BEGIN DATA FOR THIS EXERCISE

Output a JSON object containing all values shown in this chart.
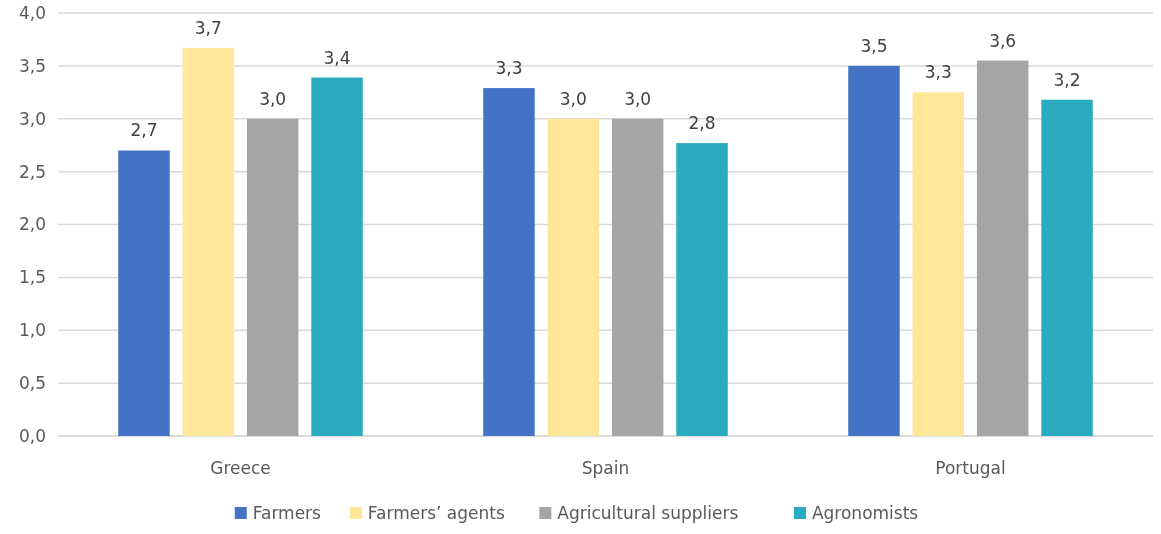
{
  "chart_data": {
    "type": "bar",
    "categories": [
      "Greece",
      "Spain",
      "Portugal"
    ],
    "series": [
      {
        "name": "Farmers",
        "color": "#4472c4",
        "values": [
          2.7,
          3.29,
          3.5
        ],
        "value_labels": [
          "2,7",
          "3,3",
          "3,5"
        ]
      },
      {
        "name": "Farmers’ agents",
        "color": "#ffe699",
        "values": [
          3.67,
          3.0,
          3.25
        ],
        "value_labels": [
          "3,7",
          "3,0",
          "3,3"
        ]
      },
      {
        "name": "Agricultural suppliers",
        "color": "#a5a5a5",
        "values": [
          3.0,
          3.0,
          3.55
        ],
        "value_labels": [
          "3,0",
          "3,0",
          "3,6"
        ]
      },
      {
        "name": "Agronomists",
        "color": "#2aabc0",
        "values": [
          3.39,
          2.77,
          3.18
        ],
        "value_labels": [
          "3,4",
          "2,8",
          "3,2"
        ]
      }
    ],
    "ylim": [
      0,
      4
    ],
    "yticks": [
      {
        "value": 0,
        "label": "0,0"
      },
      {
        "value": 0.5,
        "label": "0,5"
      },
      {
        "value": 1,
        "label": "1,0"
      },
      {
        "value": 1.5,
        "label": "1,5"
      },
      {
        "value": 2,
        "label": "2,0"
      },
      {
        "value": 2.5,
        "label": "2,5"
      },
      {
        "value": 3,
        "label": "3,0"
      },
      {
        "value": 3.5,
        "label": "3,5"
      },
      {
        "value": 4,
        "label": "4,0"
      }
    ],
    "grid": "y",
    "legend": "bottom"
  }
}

END DATA FOR THIS EXERCISE

**SHORT EXERCISE:** Restate each entry word for word, please, but drop any images it holds.

**FINISHED EXERCISE:**
Output a JSON object containing all values shown in this chart.
{
  "chart_data": {
    "type": "bar",
    "categories": [
      "Greece",
      "Spain",
      "Portugal"
    ],
    "series": [
      {
        "name": "Farmers",
        "color": "#4472c4",
        "values": [
          2.7,
          3.29,
          3.5
        ],
        "value_labels": [
          "2,7",
          "3,3",
          "3,5"
        ]
      },
      {
        "name": "Farmers’ agents",
        "color": "#ffe699",
        "values": [
          3.67,
          3.0,
          3.25
        ],
        "value_labels": [
          "3,7",
          "3,0",
          "3,3"
        ]
      },
      {
        "name": "Agricultural suppliers",
        "color": "#a5a5a5",
        "values": [
          3.0,
          3.0,
          3.55
        ],
        "value_labels": [
          "3,0",
          "3,0",
          "3,6"
        ]
      },
      {
        "name": "Agronomists",
        "color": "#2aabc0",
        "values": [
          3.39,
          2.77,
          3.18
        ],
        "value_labels": [
          "3,4",
          "2,8",
          "3,2"
        ]
      }
    ],
    "ylim": [
      0,
      4
    ],
    "yticks": [
      {
        "value": 0,
        "label": "0,0"
      },
      {
        "value": 0.5,
        "label": "0,5"
      },
      {
        "value": 1,
        "label": "1,0"
      },
      {
        "value": 1.5,
        "label": "1,5"
      },
      {
        "value": 2,
        "label": "2,0"
      },
      {
        "value": 2.5,
        "label": "2,5"
      },
      {
        "value": 3,
        "label": "3,0"
      },
      {
        "value": 3.5,
        "label": "3,5"
      },
      {
        "value": 4,
        "label": "4,0"
      }
    ],
    "grid": "y",
    "legend": "bottom"
  }
}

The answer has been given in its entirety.